[REQUIREMENTS]: Compile every line that includes the word "nemoci".

[Lines of data]:
════

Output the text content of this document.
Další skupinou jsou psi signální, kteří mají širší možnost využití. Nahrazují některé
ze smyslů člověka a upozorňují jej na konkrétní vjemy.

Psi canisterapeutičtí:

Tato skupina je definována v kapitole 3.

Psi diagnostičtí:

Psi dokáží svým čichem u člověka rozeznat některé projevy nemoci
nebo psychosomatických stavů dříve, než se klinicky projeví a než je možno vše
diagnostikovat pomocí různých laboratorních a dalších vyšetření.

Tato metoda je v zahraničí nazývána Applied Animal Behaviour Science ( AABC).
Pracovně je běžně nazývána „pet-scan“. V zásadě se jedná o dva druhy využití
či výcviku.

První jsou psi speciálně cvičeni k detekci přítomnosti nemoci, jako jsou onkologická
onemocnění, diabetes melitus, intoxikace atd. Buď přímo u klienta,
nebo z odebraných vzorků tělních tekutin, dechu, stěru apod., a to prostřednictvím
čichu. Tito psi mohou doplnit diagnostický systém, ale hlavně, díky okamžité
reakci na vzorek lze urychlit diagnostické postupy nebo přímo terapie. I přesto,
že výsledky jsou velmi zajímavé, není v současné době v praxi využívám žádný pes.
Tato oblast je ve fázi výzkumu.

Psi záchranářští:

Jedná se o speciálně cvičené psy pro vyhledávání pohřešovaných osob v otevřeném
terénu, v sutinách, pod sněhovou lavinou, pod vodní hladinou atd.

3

════

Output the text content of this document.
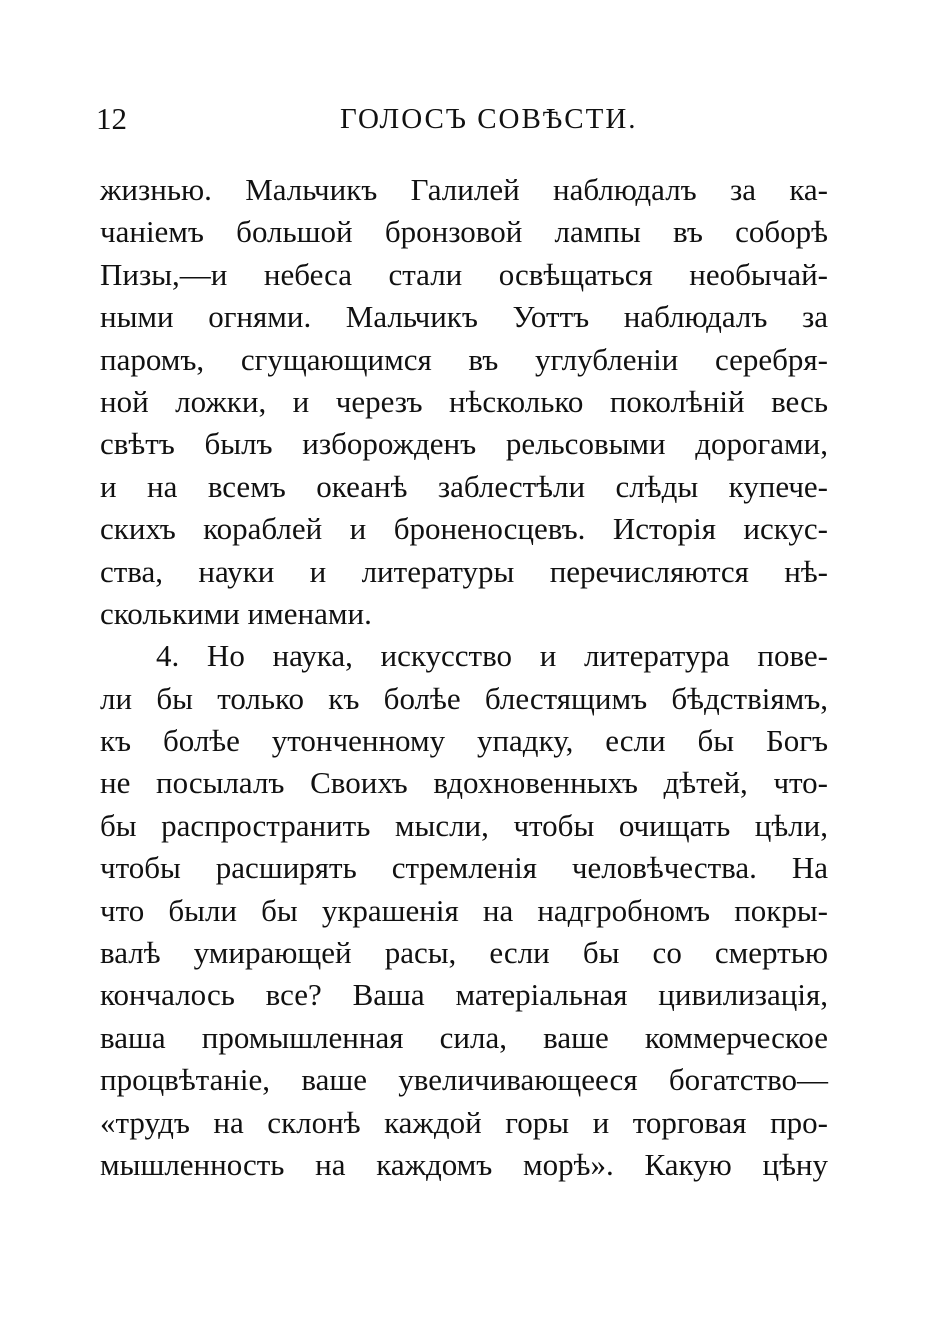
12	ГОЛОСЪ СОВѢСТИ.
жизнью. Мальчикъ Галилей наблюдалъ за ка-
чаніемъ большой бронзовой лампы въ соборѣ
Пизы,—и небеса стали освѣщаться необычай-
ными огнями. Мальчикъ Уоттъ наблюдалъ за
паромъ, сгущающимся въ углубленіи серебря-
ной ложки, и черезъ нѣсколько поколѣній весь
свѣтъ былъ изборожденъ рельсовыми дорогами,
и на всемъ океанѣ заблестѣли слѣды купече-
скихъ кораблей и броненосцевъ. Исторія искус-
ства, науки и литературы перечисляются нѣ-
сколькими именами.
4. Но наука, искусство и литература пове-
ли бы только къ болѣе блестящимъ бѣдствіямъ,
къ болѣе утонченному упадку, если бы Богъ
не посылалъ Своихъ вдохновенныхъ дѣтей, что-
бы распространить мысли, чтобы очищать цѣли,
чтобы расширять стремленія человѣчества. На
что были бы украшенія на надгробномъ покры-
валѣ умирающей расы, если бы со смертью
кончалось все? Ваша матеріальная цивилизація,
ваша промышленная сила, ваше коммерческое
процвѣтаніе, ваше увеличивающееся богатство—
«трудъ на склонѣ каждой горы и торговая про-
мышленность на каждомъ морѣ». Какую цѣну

════

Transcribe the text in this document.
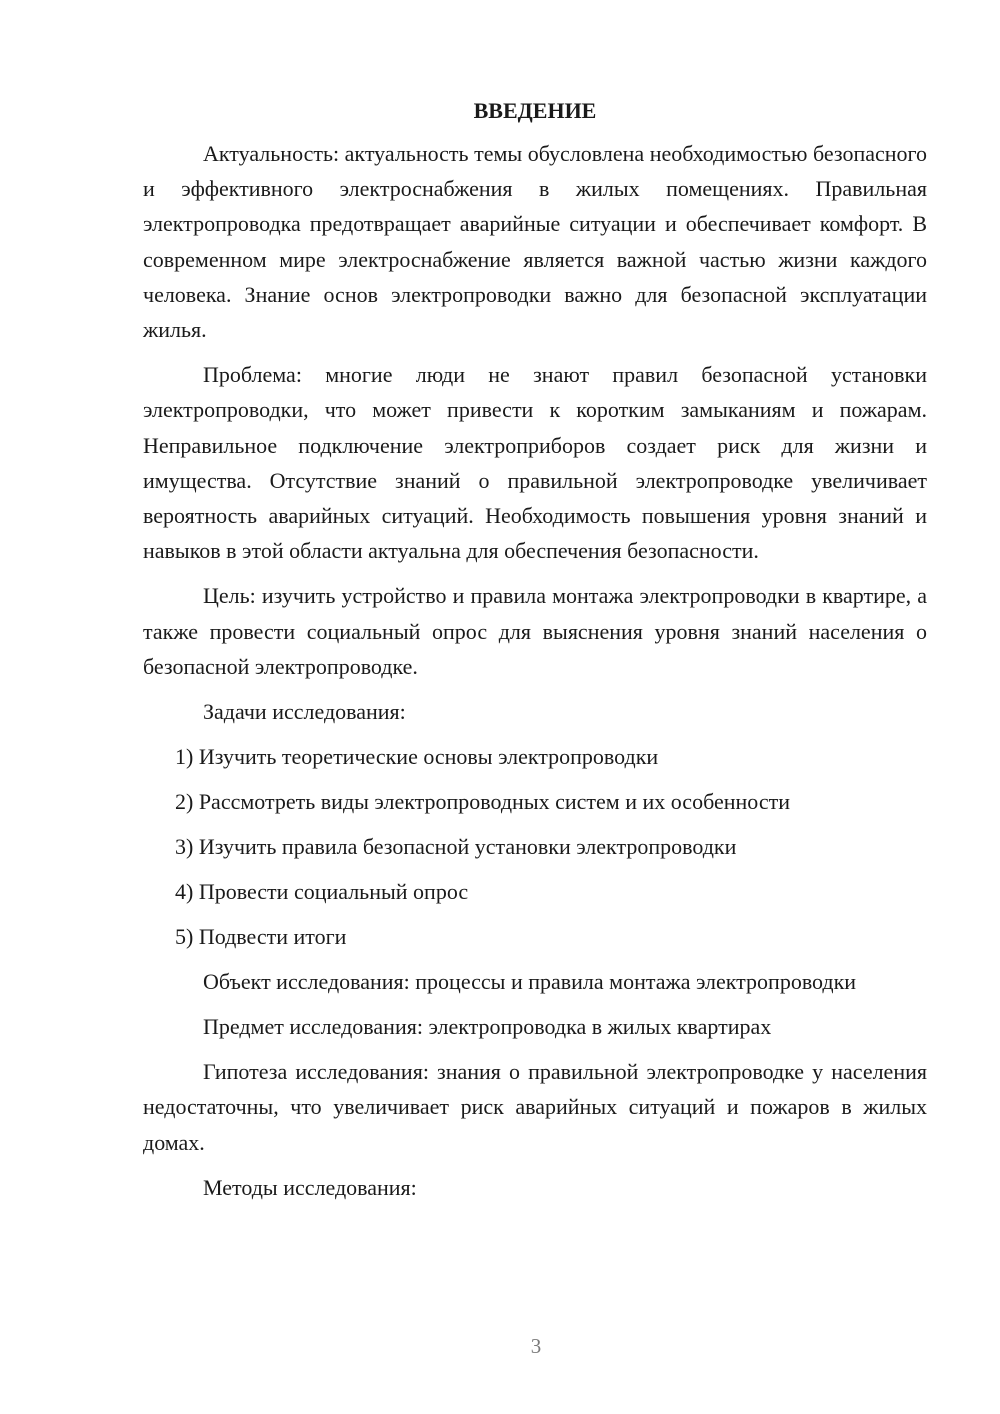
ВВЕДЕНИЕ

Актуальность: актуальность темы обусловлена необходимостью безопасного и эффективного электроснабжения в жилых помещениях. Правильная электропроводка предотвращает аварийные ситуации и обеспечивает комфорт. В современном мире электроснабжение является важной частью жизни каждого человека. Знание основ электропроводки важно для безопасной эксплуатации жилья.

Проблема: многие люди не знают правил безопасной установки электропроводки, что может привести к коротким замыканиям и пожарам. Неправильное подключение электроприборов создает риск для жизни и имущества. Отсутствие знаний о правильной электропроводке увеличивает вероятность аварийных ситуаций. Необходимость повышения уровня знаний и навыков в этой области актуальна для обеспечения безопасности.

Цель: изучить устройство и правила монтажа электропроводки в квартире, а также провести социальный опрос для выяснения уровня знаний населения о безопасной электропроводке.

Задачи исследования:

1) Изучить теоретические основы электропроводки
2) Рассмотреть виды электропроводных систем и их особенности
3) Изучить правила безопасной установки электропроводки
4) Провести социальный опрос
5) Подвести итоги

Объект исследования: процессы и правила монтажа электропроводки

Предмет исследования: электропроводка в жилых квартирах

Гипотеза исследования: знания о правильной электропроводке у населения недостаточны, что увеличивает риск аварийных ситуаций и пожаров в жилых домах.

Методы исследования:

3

════

[CORRECT RESPONSE]:
Psi dokáží svým čichem u člověka rozeznat některé projevy nemoci
První jsou psi speciálně cvičeni k detekci přítomnosti nemoci, jako jsou onkologická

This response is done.